Exercise brief:
Find how many lines contain the word "AGASC" and state that number alone.

Records from a data source:
-- BEGIN --

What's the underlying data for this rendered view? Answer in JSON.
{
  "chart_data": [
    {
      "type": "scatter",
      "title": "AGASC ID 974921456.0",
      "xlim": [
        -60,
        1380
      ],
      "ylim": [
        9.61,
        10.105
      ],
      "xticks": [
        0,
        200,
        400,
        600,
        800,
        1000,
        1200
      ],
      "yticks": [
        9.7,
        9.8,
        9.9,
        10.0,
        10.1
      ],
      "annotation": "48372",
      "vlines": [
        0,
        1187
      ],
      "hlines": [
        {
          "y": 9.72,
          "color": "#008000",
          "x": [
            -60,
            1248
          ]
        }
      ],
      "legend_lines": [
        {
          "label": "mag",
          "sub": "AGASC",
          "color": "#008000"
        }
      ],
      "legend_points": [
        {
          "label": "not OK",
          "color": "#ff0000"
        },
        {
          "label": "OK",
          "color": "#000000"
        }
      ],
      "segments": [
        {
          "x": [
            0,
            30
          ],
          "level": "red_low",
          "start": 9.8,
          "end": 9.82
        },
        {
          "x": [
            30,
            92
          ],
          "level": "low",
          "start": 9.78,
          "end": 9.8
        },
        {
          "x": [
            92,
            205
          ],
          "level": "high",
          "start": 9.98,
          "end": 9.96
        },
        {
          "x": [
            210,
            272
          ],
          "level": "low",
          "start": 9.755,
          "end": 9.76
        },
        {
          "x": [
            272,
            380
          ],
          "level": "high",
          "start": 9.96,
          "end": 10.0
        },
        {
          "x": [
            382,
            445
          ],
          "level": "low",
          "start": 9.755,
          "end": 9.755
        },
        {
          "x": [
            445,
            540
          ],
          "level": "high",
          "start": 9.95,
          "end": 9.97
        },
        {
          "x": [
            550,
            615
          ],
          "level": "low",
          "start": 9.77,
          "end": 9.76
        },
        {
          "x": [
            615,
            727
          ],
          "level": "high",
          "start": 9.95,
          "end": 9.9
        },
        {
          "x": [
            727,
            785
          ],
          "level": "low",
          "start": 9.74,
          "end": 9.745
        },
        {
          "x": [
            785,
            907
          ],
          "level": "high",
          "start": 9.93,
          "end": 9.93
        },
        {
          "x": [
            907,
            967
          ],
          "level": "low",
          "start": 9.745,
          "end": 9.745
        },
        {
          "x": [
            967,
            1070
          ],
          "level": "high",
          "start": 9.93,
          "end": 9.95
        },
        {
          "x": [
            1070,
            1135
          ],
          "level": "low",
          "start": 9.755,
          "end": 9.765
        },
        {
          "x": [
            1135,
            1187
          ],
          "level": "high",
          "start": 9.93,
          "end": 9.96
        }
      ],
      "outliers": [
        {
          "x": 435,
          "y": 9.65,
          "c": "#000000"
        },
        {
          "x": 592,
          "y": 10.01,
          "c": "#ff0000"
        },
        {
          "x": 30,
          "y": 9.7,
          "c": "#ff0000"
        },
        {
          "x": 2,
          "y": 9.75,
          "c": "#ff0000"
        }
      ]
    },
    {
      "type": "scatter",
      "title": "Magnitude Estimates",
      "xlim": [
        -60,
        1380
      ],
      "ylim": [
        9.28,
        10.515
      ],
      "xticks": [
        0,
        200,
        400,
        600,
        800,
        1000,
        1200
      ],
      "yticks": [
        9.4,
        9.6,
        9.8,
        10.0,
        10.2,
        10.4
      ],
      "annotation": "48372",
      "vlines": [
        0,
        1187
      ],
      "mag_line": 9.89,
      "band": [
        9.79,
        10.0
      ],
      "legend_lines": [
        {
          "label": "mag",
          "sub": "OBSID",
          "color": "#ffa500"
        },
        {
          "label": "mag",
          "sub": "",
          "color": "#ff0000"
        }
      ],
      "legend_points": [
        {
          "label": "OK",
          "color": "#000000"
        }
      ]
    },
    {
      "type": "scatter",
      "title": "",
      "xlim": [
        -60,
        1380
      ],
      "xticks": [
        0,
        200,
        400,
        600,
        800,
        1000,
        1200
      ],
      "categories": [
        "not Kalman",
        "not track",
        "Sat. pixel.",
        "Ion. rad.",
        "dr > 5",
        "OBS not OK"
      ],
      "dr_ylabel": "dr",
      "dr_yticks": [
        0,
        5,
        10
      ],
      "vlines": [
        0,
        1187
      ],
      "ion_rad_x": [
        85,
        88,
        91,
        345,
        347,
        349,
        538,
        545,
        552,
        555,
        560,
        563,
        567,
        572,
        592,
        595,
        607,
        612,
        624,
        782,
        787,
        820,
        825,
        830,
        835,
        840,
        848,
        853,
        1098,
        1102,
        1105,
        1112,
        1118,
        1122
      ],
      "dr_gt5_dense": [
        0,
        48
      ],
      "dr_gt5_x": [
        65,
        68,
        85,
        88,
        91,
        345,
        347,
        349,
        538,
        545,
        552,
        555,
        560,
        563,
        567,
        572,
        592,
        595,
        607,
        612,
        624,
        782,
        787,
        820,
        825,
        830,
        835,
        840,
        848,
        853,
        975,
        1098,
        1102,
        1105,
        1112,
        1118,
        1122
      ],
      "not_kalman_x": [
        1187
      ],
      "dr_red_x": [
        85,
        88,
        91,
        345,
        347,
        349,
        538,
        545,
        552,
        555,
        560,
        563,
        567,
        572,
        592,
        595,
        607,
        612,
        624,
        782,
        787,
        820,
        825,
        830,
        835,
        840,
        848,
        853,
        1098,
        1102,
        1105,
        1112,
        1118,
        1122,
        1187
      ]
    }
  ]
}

-- END --

Correct response:
2